Aim: Write the data out again in full, with no departure from the original.
----
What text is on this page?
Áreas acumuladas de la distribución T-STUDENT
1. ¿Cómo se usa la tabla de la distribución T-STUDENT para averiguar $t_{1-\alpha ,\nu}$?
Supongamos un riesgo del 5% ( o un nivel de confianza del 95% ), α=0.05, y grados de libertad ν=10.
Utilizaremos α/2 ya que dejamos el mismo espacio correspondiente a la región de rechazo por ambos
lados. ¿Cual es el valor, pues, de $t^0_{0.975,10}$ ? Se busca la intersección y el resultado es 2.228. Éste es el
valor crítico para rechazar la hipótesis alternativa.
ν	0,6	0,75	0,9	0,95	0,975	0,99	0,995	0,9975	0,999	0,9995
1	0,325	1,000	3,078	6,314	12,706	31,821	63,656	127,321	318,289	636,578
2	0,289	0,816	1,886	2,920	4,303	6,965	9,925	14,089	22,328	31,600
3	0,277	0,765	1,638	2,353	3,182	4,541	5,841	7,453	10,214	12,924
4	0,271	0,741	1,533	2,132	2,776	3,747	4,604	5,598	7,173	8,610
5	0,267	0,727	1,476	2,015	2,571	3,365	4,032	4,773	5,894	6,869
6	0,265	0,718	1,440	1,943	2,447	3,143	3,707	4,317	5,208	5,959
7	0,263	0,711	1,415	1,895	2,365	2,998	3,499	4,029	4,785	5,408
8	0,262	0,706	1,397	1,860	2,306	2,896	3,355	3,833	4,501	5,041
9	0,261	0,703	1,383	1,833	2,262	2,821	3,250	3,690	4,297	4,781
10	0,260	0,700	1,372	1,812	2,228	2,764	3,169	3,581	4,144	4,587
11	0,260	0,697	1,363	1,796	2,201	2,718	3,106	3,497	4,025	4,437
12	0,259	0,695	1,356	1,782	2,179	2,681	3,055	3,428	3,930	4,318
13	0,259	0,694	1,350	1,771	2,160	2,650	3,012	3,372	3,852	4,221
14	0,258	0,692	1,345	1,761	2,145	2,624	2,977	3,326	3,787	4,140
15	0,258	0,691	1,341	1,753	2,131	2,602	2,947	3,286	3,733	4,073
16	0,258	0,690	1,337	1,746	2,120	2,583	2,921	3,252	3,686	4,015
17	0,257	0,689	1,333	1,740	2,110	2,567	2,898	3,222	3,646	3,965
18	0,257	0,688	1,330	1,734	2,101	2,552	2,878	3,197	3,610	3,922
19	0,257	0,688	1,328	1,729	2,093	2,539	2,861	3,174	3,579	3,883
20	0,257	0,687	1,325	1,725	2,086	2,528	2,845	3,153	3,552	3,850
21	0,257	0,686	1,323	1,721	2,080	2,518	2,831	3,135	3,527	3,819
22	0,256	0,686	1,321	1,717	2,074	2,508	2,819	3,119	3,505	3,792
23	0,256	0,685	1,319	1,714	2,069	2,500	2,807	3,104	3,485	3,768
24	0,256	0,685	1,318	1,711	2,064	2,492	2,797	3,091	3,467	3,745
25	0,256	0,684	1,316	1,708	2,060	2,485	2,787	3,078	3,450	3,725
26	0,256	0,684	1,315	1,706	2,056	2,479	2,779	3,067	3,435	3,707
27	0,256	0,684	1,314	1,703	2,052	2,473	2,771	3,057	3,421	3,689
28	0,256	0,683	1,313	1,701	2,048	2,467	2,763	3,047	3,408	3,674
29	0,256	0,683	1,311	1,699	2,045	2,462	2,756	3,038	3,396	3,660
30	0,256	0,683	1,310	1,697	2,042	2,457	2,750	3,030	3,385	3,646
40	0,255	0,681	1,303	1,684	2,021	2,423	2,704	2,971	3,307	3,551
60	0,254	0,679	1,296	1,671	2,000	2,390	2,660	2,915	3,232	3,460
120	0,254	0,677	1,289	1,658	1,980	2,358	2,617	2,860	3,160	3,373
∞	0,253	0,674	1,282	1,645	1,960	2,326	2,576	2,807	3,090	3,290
----
Exercise solution:
What text is on this page?
Áreas acumuladas de la distribución T-STUDENT
1. ¿Cómo se usa la tabla de la distribución T-STUDENT para averiguar $t_{1-\alpha ,\nu}$?
Supongamos un riesgo del 5% ( o un nivel de confianza del 95% ), α=0.05, y grados de libertad ν=10.
Utilizaremos α/2 ya que dejamos el mismo espacio correspondiente a la región de rechazo por ambos
lados. ¿Cual es el valor, pues, de $t^0_{0.975,10}$ ? Se busca la intersección y el resultado es 2.228. Éste es el
valor crítico para rechazar la hipótesis alternativa.
ν	0,6	0,75	0,9	0,95	0,975	0,99	0,995	0,9975	0,999	0,9995
1	0,325	1,000	3,078	6,314	12,706	31,821	63,656	127,321	318,289	636,578
2	0,289	0,816	1,886	2,920	4,303	6,965	9,925	14,089	22,328	31,600
3	0,277	0,765	1,638	2,353	3,182	4,541	5,841	7,453	10,214	12,924
4	0,271	0,741	1,533	2,132	2,776	3,747	4,604	5,598	7,173	8,610
5	0,267	0,727	1,476	2,015	2,571	3,365	4,032	4,773	5,894	6,869
6	0,265	0,718	1,440	1,943	2,447	3,143	3,707	4,317	5,208	5,959
7	0,263	0,711	1,415	1,895	2,365	2,998	3,499	4,029	4,785	5,408
8	0,262	0,706	1,397	1,860	2,306	2,896	3,355	3,833	4,501	5,041
9	0,261	0,703	1,383	1,833	2,262	2,821	3,250	3,690	4,297	4,781
10	0,260	0,700	1,372	1,812	2,228	2,764	3,169	3,581	4,144	4,587
11	0,260	0,697	1,363	1,796	2,201	2,718	3,106	3,497	4,025	4,437
12	0,259	0,695	1,356	1,782	2,179	2,681	3,055	3,428	3,930	4,318
13	0,259	0,694	1,350	1,771	2,160	2,650	3,012	3,372	3,852	4,221
14	0,258	0,692	1,345	1,761	2,145	2,624	2,977	3,326	3,787	4,140
15	0,258	0,691	1,341	1,753	2,131	2,602	2,947	3,286	3,733	4,073
16	0,258	0,690	1,337	1,746	2,120	2,583	2,921	3,252	3,686	4,015
17	0,257	0,689	1,333	1,740	2,110	2,567	2,898	3,222	3,646	3,965
18	0,257	0,688	1,330	1,734	2,101	2,552	2,878	3,197	3,610	3,922
19	0,257	0,688	1,328	1,729	2,093	2,539	2,861	3,174	3,579	3,883
20	0,257	0,687	1,325	1,725	2,086	2,528	2,845	3,153	3,552	3,850
21	0,257	0,686	1,323	1,721	2,080	2,518	2,831	3,135	3,527	3,819
22	0,256	0,686	1,321	1,717	2,074	2,508	2,819	3,119	3,505	3,792
23	0,256	0,685	1,319	1,714	2,069	2,500	2,807	3,104	3,485	3,768
24	0,256	0,685	1,318	1,711	2,064	2,492	2,797	3,091	3,467	3,745
25	0,256	0,684	1,316	1,708	2,060	2,485	2,787	3,078	3,450	3,725
26	0,256	0,684	1,315	1,706	2,056	2,479	2,779	3,067	3,435	3,707
27	0,256	0,684	1,314	1,703	2,052	2,473	2,771	3,057	3,421	3,689
28	0,256	0,683	1,313	1,701	2,048	2,467	2,763	3,047	3,408	3,674
29	0,256	0,683	1,311	1,699	2,045	2,462	2,756	3,038	3,396	3,660
30	0,256	0,683	1,310	1,697	2,042	2,457	2,750	3,030	3,385	3,646
40	0,255	0,681	1,303	1,684	2,021	2,423	2,704	2,971	3,307	3,551
60	0,254	0,679	1,296	1,671	2,000	2,390	2,660	2,915	3,232	3,460
120	0,254	0,677	1,289	1,658	1,980	2,358	2,617	2,860	3,160	3,373
∞	0,253	0,674	1,282	1,645	1,960	2,326	2,576	2,807	3,090	3,290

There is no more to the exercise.